====== Items ======

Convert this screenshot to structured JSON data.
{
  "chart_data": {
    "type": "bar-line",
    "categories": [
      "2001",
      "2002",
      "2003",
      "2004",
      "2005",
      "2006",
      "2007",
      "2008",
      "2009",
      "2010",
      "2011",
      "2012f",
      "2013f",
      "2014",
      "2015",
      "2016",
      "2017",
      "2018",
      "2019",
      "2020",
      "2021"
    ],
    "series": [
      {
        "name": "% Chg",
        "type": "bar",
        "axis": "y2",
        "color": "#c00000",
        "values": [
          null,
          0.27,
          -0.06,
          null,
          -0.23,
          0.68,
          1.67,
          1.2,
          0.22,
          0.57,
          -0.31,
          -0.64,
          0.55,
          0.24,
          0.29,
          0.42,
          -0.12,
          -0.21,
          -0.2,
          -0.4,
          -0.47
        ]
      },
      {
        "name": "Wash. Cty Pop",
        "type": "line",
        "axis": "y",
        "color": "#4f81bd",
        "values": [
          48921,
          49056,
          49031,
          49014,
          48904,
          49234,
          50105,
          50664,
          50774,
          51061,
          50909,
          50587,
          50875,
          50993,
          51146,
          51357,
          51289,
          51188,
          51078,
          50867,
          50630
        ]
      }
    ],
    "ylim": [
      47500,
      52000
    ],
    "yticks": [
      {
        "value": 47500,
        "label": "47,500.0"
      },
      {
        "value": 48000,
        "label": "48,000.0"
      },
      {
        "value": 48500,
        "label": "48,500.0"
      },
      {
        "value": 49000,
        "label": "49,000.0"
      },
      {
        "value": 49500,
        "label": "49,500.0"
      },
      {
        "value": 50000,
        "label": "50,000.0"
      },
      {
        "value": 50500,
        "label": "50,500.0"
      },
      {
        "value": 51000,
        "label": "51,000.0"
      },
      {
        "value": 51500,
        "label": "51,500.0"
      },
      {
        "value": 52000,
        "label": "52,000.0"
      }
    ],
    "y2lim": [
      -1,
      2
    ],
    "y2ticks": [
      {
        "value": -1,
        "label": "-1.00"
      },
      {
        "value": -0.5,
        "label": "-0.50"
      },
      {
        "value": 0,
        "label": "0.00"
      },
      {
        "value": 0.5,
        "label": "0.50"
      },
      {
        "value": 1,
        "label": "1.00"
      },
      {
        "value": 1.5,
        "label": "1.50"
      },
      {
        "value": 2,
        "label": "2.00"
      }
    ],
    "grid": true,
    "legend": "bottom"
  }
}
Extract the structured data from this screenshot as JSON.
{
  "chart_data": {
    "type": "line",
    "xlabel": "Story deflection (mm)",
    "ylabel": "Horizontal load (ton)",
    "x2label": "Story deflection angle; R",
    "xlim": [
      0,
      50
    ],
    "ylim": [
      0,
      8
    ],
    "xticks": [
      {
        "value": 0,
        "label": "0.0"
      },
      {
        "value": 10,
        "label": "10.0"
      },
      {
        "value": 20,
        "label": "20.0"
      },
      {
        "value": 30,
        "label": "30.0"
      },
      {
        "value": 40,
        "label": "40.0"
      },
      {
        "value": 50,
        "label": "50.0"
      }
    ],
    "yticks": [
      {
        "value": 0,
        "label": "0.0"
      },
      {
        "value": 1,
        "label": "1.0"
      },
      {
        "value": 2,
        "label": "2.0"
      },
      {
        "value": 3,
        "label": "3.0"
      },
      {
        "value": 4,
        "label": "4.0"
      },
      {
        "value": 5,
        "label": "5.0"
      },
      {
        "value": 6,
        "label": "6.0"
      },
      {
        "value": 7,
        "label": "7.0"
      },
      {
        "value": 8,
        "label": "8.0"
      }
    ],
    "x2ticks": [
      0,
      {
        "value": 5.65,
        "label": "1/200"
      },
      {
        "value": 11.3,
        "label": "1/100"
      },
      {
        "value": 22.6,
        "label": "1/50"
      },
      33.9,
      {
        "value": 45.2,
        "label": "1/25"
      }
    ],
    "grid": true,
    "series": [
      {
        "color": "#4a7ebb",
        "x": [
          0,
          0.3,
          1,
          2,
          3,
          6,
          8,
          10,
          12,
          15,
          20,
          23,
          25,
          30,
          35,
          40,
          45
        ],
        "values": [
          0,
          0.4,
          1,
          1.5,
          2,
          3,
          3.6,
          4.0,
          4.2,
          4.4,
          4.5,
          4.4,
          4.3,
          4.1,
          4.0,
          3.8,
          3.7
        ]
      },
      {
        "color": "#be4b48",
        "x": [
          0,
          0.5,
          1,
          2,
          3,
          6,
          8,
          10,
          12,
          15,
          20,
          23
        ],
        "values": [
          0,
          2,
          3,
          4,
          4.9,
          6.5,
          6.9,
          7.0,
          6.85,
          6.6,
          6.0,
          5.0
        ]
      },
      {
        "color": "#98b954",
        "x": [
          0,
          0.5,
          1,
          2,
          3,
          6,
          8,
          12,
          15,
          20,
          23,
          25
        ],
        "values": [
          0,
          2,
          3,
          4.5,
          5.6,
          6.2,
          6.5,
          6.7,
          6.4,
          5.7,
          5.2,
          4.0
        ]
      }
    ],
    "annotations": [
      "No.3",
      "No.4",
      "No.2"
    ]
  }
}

======

* _Challenge_
Write out the full listing, keeping every line exactly as it is.

* _Response to the exercise_
Convert this screenshot to structured JSON data.
{
  "chart_data": {
    "type": "bar-line",
    "categories": [
      "2001",
      "2002",
      "2003",
      "2004",
      "2005",
      "2006",
      "2007",
      "2008",
      "2009",
      "2010",
      "2011",
      "2012f",
      "2013f",
      "2014",
      "2015",
      "2016",
      "2017",
      "2018",
      "2019",
      "2020",
      "2021"
    ],
    "series": [
      {
        "name": "% Chg",
        "type": "bar",
        "axis": "y2",
        "color": "#c00000",
        "values": [
          null,
          0.27,
          -0.06,
          null,
          -0.23,
          0.68,
          1.67,
          1.2,
          0.22,
          0.57,
          -0.31,
          -0.64,
          0.55,
          0.24,
          0.29,
          0.42,
          -0.12,
          -0.21,
          -0.2,
          -0.4,
          -0.47
        ]
      },
      {
        "name": "Wash. Cty Pop",
        "type": "line",
        "axis": "y",
        "color": "#4f81bd",
        "values": [
          48921,
          49056,
          49031,
          49014,
          48904,
          49234,
          50105,
          50664,
          50774,
          51061,
          50909,
          50587,
          50875,
          50993,
          51146,
          51357,
          51289,
          51188,
          51078,
          50867,
          50630
        ]
      }
    ],
    "ylim": [
      47500,
      52000
    ],
    "yticks": [
      {
        "value": 47500,
        "label": "47,500.0"
      },
      {
        "value": 48000,
        "label": "48,000.0"
      },
      {
        "value": 48500,
        "label": "48,500.0"
      },
      {
        "value": 49000,
        "label": "49,000.0"
      },
      {
        "value": 49500,
        "label": "49,500.0"
      },
      {
        "value": 50000,
        "label": "50,000.0"
      },
      {
        "value": 50500,
        "label": "50,500.0"
      },
      {
        "value": 51000,
        "label": "51,000.0"
      },
      {
        "value": 51500,
        "label": "51,500.0"
      },
      {
        "value": 52000,
        "label": "52,000.0"
      }
    ],
    "y2lim": [
      -1,
      2
    ],
    "y2ticks": [
      {
        "value": -1,
        "label": "-1.00"
      },
      {
        "value": -0.5,
        "label": "-0.50"
      },
      {
        "value": 0,
        "label": "0.00"
      },
      {
        "value": 0.5,
        "label": "0.50"
      },
      {
        "value": 1,
        "label": "1.00"
      },
      {
        "value": 1.5,
        "label": "1.50"
      },
      {
        "value": 2,
        "label": "2.00"
      }
    ],
    "grid": true,
    "legend": "bottom"
  }
}
Extract the structured data from this screenshot as JSON.
{
  "chart_data": {
    "type": "line",
    "xlabel": "Story deflection (mm)",
    "ylabel": "Horizontal load (ton)",
    "x2label": "Story deflection angle; R",
    "xlim": [
      0,
      50
    ],
    "ylim": [
      0,
      8
    ],
    "xticks": [
      {
        "value": 0,
        "label": "0.0"
      },
      {
        "value": 10,
        "label": "10.0"
      },
      {
        "value": 20,
        "label": "20.0"
      },
      {
        "value": 30,
        "label": "30.0"
      },
      {
        "value": 40,
        "label": "40.0"
      },
      {
        "value": 50,
        "label": "50.0"
      }
    ],
    "yticks": [
      {
        "value": 0,
        "label": "0.0"
      },
      {
        "value": 1,
        "label": "1.0"
      },
      {
        "value": 2,
        "label": "2.0"
      },
      {
        "value": 3,
        "label": "3.0"
      },
      {
        "value": 4,
        "label": "4.0"
      },
      {
        "value": 5,
        "label": "5.0"
      },
      {
        "value": 6,
        "label": "6.0"
      },
      {
        "value": 7,
        "label": "7.0"
      },
      {
        "value": 8,
        "label": "8.0"
      }
    ],
    "x2ticks": [
      0,
      {
        "value": 5.65,
        "label": "1/200"
      },
      {
        "value": 11.3,
        "label": "1/100"
      },
      {
        "value": 22.6,
        "label": "1/50"
      },
      33.9,
      {
        "value": 45.2,
        "label": "1/25"
      }
    ],
    "grid": true,
    "series": [
      {
        "color": "#4a7ebb",
        "x": [
          0,
          0.3,
          1,
          2,
          3,
          6,
          8,
          10,
          12,
          15,
          20,
          23,
          25,
          30,
          35,
          40,
          45
        ],
        "values": [
          0,
          0.4,
          1,
          1.5,
          2,
          3,
          3.6,
          4.0,
          4.2,
          4.4,
          4.5,
          4.4,
          4.3,
          4.1,
          4.0,
          3.8,
          3.7
        ]
      },
      {
        "color": "#be4b48",
        "x": [
          0,
          0.5,
          1,
          2,
          3,
          6,
          8,
          10,
          12,
          15,
          20,
          23
        ],
        "values": [
          0,
          2,
          3,
          4,
          4.9,
          6.5,
          6.9,
          7.0,
          6.85,
          6.6,
          6.0,
          5.0
        ]
      },
      {
        "color": "#98b954",
        "x": [
          0,
          0.5,
          1,
          2,
          3,
          6,
          8,
          12,
          15,
          20,
          23,
          25
        ],
        "values": [
          0,
          2,
          3,
          4.5,
          5.6,
          6.2,
          6.5,
          6.7,
          6.4,
          5.7,
          5.2,
          4.0
        ]
      }
    ],
    "annotations": [
      "No.3",
      "No.4",
      "No.2"
    ]
  }
}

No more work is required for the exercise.